> [To do]:
Restate the data word for word and leave the images out.

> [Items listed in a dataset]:

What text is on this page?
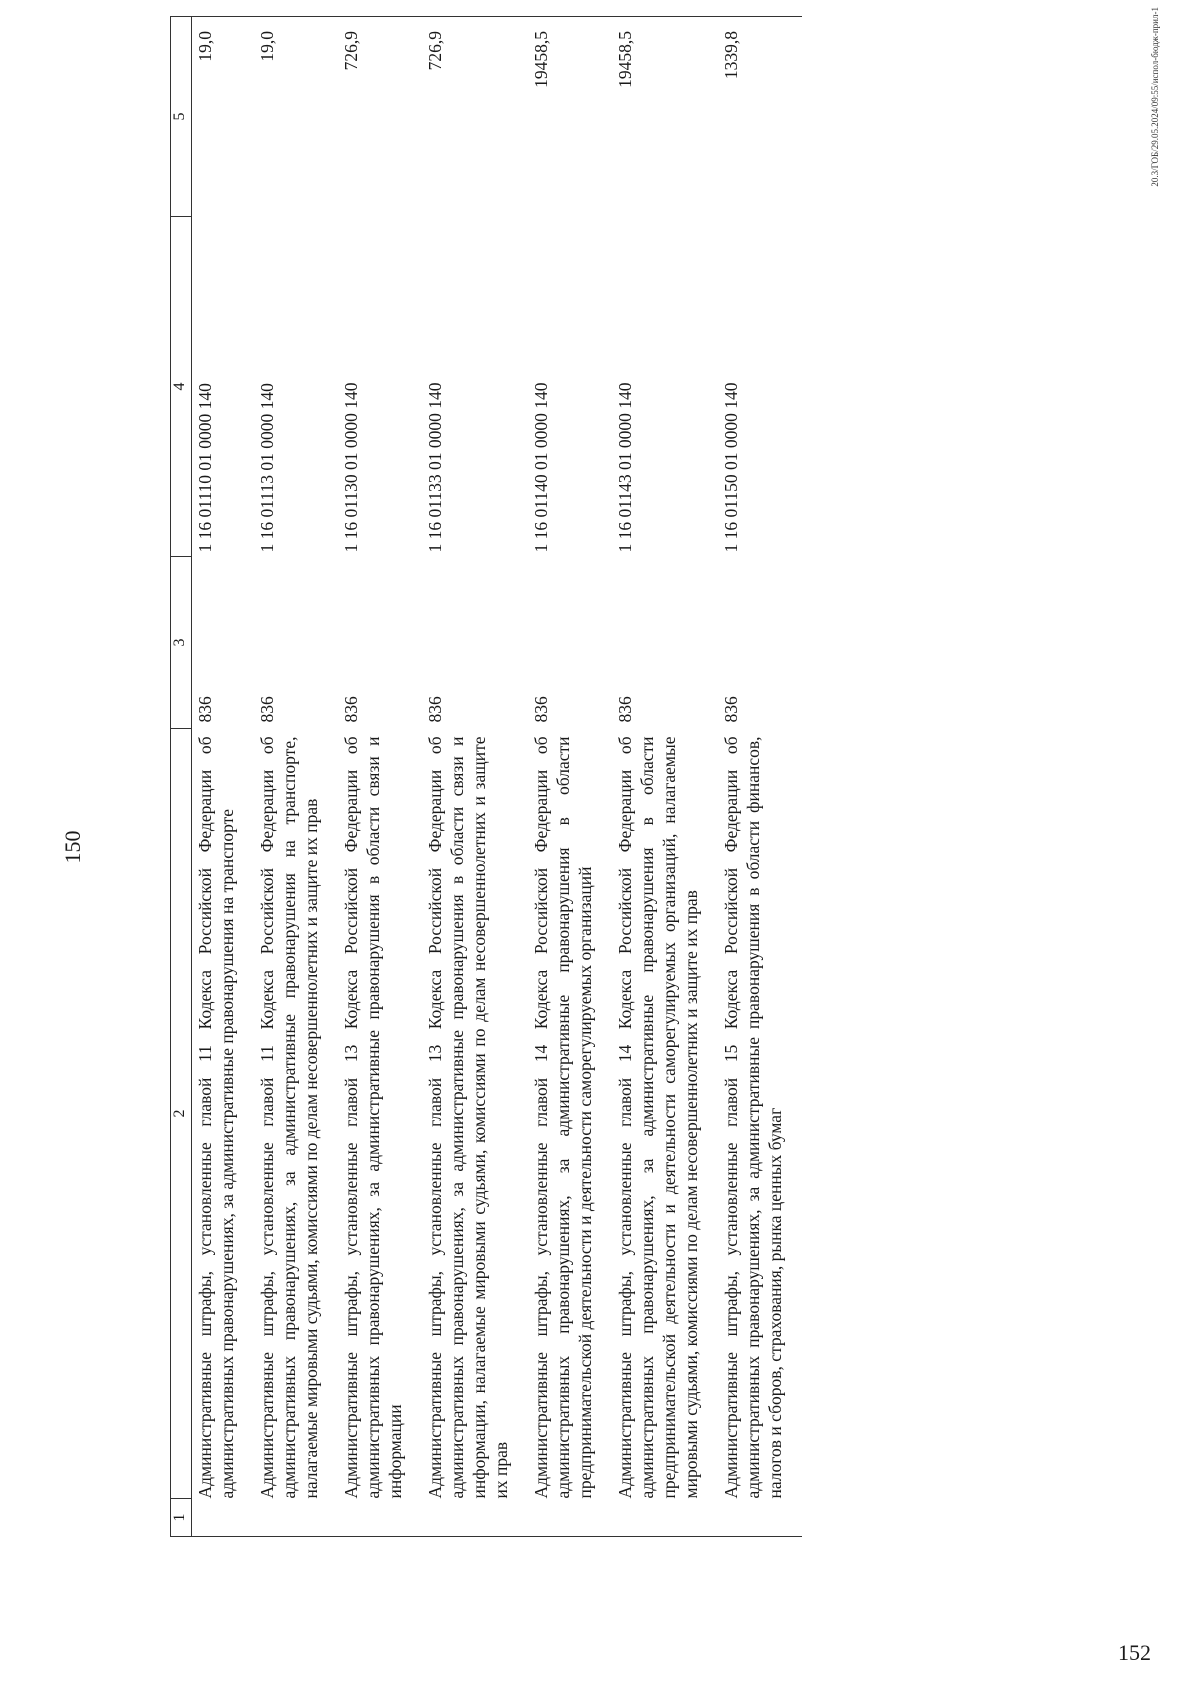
150
1	2	3	4	5
	Административные штрафы, установленные главой 11 Кодекса Российской Федерации об административных правонарушениях, за административные правонарушения на транспорте	836	1 16 01110 01 0000 140	19,0
	Административные штрафы, установленные главой 11 Кодекса Российской Федерации об административных правонарушениях, за административные правонарушения на транспорте, налагаемые мировыми судьями, комиссиями по делам несовершеннолетних и защите их прав	836	1 16 01113 01 0000 140	19,0
	Административные штрафы, установленные главой 13 Кодекса Российской Федерации об административных правонарушениях, за административные правонарушения в области связи и информации	836	1 16 01130 01 0000 140	726,9
	Административные штрафы, установленные главой 13 Кодекса Российской Федерации об административных правонарушениях, за административные правонарушения в области связи и информации, налагаемые мировыми судьями, комиссиями по делам несовершеннолетних и защите их прав	836	1 16 01133 01 0000 140	726,9
	Административные штрафы, установленные главой 14 Кодекса Российской Федерации об административных правонарушениях, за административные правонарушения в области предпринимательской деятельности и деятельности саморегулируемых организаций	836	1 16 01140 01 0000 140	19458,5
	Административные штрафы, установленные главой 14 Кодекса Российской Федерации об административных правонарушениях, за административные правонарушения в области предпринимательской деятельности и деятельности саморегулируемых организаций, налагаемые мировыми судьями, комиссиями по делам несовершеннолетних и защите их прав	836	1 16 01143 01 0000 140	19458,5
	Административные штрафы, установленные главой 15 Кодекса Российской Федерации об административных правонарушениях, за административные правонарушения в области финансов, налогов и сборов, страхования, рынка ценных бумаг	836	1 16 01150 01 0000 140	1339,8	20.3/ГОБ/29.05.2024/09:55/испол-бюдж-прил-1
152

> [Output for this exercise]:
What text is on this page?
150
1	2	3	4	5
	Административные штрафы, установленные главой 11 Кодекса Российской Федерации об административных правонарушениях, за административные правонарушения на транспорте	836	1 16 01110 01 0000 140	19,0
	Административные штрафы, установленные главой 11 Кодекса Российской Федерации об административных правонарушениях, за административные правонарушения на транспорте, налагаемые мировыми судьями, комиссиями по делам несовершеннолетних и защите их прав	836	1 16 01113 01 0000 140	19,0
	Административные штрафы, установленные главой 13 Кодекса Российской Федерации об административных правонарушениях, за административные правонарушения в области связи и информации	836	1 16 01130 01 0000 140	726,9
	Административные штрафы, установленные главой 13 Кодекса Российской Федерации об административных правонарушениях, за административные правонарушения в области связи и информации, налагаемые мировыми судьями, комиссиями по делам несовершеннолетних и защите их прав	836	1 16 01133 01 0000 140	726,9
	Административные штрафы, установленные главой 14 Кодекса Российской Федерации об административных правонарушениях, за административные правонарушения в области предпринимательской деятельности и деятельности саморегулируемых организаций	836	1 16 01140 01 0000 140	19458,5
	Административные штрафы, установленные главой 14 Кодекса Российской Федерации об административных правонарушениях, за административные правонарушения в области предпринимательской деятельности и деятельности саморегулируемых организаций, налагаемые мировыми судьями, комиссиями по делам несовершеннолетних и защите их прав	836	1 16 01143 01 0000 140	19458,5
	Административные штрафы, установленные главой 15 Кодекса Российской Федерации об административных правонарушениях, за административные правонарушения в области финансов, налогов и сборов, страхования, рынка ценных бумаг	836	1 16 01150 01 0000 140	1339,8	20.3/ГОБ/29.05.2024/09:55/испол-бюдж-прил-1
152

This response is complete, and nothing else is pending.